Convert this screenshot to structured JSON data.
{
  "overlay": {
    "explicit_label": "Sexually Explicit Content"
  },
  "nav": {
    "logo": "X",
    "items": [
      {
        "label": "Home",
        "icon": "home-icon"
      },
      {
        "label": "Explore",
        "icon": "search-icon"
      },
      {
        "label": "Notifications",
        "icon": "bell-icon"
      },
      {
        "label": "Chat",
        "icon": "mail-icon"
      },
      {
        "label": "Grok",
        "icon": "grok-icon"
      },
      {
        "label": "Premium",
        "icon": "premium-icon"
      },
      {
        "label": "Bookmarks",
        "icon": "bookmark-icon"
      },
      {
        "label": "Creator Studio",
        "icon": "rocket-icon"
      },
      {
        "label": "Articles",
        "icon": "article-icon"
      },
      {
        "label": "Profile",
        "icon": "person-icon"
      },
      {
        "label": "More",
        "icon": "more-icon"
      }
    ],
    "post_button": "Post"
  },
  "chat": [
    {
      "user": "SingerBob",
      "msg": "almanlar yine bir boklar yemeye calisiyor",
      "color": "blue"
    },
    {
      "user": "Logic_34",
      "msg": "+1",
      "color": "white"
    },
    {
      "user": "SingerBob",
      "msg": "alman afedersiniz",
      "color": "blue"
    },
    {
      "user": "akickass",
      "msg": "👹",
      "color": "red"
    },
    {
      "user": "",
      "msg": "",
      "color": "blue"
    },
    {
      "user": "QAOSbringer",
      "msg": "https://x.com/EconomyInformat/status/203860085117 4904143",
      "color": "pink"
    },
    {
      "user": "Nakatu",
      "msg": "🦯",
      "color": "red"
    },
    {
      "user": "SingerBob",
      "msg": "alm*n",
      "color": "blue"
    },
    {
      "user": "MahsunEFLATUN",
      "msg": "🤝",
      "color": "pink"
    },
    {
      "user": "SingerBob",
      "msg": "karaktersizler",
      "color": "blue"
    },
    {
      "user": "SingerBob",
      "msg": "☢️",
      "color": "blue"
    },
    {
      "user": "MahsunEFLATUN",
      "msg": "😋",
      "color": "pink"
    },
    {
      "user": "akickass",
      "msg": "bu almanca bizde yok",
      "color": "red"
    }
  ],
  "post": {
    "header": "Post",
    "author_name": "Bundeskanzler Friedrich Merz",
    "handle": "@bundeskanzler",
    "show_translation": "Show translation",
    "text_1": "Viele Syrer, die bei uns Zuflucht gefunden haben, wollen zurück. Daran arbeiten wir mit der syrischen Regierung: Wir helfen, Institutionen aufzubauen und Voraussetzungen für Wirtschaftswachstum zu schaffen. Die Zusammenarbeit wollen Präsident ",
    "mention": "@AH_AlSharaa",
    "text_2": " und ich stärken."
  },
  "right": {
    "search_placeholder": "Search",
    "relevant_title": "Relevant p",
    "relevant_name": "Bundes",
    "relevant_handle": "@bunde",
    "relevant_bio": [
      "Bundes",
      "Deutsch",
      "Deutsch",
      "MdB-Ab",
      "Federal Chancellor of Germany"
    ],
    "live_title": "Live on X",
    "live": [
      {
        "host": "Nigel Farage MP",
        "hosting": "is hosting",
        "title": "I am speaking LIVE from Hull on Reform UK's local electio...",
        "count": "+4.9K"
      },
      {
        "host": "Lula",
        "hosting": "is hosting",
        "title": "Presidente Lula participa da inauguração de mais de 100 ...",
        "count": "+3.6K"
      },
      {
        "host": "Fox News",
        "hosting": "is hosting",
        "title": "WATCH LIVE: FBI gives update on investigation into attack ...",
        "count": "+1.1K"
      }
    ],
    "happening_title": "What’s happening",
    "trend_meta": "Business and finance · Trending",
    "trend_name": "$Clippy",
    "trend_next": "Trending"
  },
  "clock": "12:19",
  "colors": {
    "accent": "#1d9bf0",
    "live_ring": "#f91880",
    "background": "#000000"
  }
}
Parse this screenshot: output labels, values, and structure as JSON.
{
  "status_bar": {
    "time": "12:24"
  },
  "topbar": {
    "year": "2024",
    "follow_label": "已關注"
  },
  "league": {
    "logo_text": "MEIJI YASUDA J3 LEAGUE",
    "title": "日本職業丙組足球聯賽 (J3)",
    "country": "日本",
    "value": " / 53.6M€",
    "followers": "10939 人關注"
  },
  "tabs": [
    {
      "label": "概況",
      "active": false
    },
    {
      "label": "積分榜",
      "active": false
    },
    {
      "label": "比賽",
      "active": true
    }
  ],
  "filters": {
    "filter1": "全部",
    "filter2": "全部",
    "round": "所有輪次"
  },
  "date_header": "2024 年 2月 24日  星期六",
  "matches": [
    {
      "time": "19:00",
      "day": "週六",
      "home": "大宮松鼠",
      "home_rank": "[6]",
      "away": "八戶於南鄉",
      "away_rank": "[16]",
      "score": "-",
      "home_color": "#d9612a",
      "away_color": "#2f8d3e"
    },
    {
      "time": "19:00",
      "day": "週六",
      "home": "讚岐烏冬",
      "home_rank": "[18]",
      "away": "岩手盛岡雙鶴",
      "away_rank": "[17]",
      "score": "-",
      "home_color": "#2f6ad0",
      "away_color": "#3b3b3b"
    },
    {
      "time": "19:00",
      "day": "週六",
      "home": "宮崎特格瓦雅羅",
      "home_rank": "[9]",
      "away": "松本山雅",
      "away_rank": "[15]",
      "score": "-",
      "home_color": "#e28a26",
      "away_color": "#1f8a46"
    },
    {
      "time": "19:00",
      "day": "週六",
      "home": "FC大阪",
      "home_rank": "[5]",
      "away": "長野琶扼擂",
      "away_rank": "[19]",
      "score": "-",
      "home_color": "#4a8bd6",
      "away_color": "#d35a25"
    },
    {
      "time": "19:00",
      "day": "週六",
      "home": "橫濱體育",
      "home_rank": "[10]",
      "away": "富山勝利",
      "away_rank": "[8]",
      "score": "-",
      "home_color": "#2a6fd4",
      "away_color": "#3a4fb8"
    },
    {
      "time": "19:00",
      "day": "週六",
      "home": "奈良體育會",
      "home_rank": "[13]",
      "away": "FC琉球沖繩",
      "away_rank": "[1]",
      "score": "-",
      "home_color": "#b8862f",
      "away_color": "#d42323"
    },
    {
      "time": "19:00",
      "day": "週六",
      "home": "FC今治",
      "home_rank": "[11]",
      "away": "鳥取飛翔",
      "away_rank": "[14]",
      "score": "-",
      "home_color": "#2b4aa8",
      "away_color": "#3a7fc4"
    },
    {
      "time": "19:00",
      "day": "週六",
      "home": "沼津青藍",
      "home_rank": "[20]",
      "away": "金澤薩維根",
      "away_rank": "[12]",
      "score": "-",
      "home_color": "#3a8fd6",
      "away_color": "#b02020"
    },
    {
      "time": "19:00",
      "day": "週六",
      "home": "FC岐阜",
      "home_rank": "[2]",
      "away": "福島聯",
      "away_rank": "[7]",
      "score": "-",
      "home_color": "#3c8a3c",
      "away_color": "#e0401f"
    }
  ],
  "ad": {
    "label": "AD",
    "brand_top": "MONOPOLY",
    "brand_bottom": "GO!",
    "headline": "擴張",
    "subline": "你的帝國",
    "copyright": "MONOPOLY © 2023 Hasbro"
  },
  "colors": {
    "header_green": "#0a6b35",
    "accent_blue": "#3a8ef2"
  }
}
---+---
**What you are asked to do**
Pick out every line with the string "Lula" and copy it.

**Response below**
        "host": "Lula",
        "title": "Presidente Lula participa da inauguração de mais de 100 ...",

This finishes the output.